**Description of the task:**
Locate and copy all lines bearing the word "title".
==== Task input ====
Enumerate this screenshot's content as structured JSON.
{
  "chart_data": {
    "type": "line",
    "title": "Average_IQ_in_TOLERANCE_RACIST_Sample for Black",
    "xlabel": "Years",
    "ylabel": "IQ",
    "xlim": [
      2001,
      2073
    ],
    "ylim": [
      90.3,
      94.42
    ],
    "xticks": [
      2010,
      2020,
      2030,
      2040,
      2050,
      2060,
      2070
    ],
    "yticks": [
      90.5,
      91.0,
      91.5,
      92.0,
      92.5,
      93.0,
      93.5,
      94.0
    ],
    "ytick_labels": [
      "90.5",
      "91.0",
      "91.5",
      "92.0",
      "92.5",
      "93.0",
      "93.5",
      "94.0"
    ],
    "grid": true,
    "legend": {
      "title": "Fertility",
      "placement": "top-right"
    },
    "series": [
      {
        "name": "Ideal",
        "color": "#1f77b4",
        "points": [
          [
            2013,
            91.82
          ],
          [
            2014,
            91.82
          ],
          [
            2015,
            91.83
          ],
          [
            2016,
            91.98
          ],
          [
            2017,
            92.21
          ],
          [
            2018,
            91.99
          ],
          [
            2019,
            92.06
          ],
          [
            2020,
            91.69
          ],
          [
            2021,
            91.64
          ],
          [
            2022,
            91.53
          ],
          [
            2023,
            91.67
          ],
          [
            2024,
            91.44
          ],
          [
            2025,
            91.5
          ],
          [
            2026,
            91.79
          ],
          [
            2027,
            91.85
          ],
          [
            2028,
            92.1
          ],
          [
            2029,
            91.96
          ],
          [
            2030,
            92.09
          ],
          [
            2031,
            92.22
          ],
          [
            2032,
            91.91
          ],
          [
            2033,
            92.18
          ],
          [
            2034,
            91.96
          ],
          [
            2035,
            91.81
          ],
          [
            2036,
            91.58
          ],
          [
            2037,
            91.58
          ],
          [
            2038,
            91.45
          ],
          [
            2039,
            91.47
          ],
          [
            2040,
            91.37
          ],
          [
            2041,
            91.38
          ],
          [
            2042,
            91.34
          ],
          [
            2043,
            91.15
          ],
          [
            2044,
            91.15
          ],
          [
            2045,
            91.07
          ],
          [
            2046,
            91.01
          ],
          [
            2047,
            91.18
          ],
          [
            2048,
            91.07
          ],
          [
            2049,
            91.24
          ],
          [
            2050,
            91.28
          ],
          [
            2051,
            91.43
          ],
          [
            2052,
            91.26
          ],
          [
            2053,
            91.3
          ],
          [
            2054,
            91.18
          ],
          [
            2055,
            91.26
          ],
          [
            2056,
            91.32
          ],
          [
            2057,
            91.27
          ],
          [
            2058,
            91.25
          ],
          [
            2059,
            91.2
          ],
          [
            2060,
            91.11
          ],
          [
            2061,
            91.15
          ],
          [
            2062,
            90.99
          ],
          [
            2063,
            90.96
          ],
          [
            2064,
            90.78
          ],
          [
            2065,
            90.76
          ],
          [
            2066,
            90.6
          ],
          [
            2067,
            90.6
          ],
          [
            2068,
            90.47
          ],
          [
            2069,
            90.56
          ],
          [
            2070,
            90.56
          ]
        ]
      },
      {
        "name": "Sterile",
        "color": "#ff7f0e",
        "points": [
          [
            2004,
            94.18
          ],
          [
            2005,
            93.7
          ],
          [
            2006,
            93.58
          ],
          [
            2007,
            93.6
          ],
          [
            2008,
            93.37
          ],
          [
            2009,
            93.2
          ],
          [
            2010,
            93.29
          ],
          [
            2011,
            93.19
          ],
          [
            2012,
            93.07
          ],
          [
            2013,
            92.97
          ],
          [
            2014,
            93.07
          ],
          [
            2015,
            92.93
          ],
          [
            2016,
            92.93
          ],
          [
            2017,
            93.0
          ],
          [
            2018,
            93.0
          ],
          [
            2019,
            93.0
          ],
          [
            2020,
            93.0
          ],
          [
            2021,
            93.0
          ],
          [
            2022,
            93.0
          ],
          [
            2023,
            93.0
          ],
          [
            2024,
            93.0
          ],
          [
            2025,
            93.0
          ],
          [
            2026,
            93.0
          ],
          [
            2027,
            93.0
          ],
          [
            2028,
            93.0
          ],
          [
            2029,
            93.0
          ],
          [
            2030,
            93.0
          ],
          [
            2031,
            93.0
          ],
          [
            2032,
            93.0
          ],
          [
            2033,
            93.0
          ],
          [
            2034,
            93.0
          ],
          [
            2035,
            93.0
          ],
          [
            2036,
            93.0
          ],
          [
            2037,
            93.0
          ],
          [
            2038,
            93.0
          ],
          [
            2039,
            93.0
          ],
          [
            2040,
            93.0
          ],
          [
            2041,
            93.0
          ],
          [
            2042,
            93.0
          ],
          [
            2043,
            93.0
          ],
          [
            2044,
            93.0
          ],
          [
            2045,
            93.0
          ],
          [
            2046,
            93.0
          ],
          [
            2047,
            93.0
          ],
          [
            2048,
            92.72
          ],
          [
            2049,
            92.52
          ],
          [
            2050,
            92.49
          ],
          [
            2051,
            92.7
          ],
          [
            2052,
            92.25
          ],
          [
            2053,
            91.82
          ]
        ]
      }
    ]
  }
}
====
**Exercise answer:**
    "title": "Average_IQ_in_TOLERANCE_RACIST_Sample for Black",
      "title": "Fertility",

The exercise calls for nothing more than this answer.